**What you need to do**
Repeat the data word for word. Do not include the pictures.

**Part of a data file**
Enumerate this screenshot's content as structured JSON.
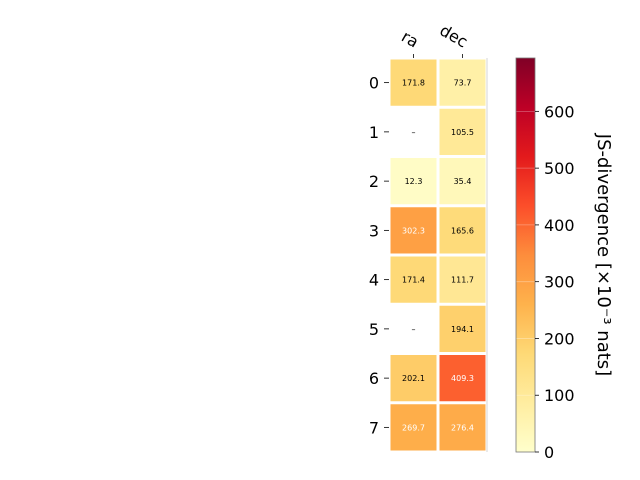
{
  "chart_data": {
    "type": "heatmap",
    "columns": [
      "ra",
      "dec"
    ],
    "rows": [
      "0",
      "1",
      "2",
      "3",
      "4",
      "5",
      "6",
      "7"
    ],
    "values": [
      [
        171.8,
        73.7
      ],
      [
        null,
        105.5
      ],
      [
        12.3,
        35.4
      ],
      [
        302.3,
        165.6
      ],
      [
        171.4,
        111.7
      ],
      [
        null,
        194.1
      ],
      [
        202.1,
        409.3
      ],
      [
        269.7,
        276.4
      ]
    ],
    "cell_labels": [
      [
        "171.8",
        "73.7"
      ],
      [
        "–",
        "105.5"
      ],
      [
        "12.3",
        "35.4"
      ],
      [
        "302.3",
        "165.6"
      ],
      [
        "171.4",
        "111.7"
      ],
      [
        "–",
        "194.1"
      ],
      [
        "202.1",
        "409.3"
      ],
      [
        "269.7",
        "276.4"
      ]
    ],
    "colorbar": {
      "label": "JS-divergence [×10⁻³ nats]",
      "range": [
        0,
        694
      ],
      "ticks": [
        0,
        100,
        200,
        300,
        400,
        500,
        600
      ],
      "colormap": "YlOrRd"
    },
    "missing_marker": "–"
  }
}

**Written solution**
Enumerate this screenshot's content as structured JSON.
{
  "chart_data": {
    "type": "heatmap",
    "columns": [
      "ra",
      "dec"
    ],
    "rows": [
      "0",
      "1",
      "2",
      "3",
      "4",
      "5",
      "6",
      "7"
    ],
    "values": [
      [
        171.8,
        73.7
      ],
      [
        null,
        105.5
      ],
      [
        12.3,
        35.4
      ],
      [
        302.3,
        165.6
      ],
      [
        171.4,
        111.7
      ],
      [
        null,
        194.1
      ],
      [
        202.1,
        409.3
      ],
      [
        269.7,
        276.4
      ]
    ],
    "cell_labels": [
      [
        "171.8",
        "73.7"
      ],
      [
        "–",
        "105.5"
      ],
      [
        "12.3",
        "35.4"
      ],
      [
        "302.3",
        "165.6"
      ],
      [
        "171.4",
        "111.7"
      ],
      [
        "–",
        "194.1"
      ],
      [
        "202.1",
        "409.3"
      ],
      [
        "269.7",
        "276.4"
      ]
    ],
    "colorbar": {
      "label": "JS-divergence [×10⁻³ nats]",
      "range": [
        0,
        694
      ],
      "ticks": [
        0,
        100,
        200,
        300,
        400,
        500,
        600
      ],
      "colormap": "YlOrRd"
    },
    "missing_marker": "–"
  }
}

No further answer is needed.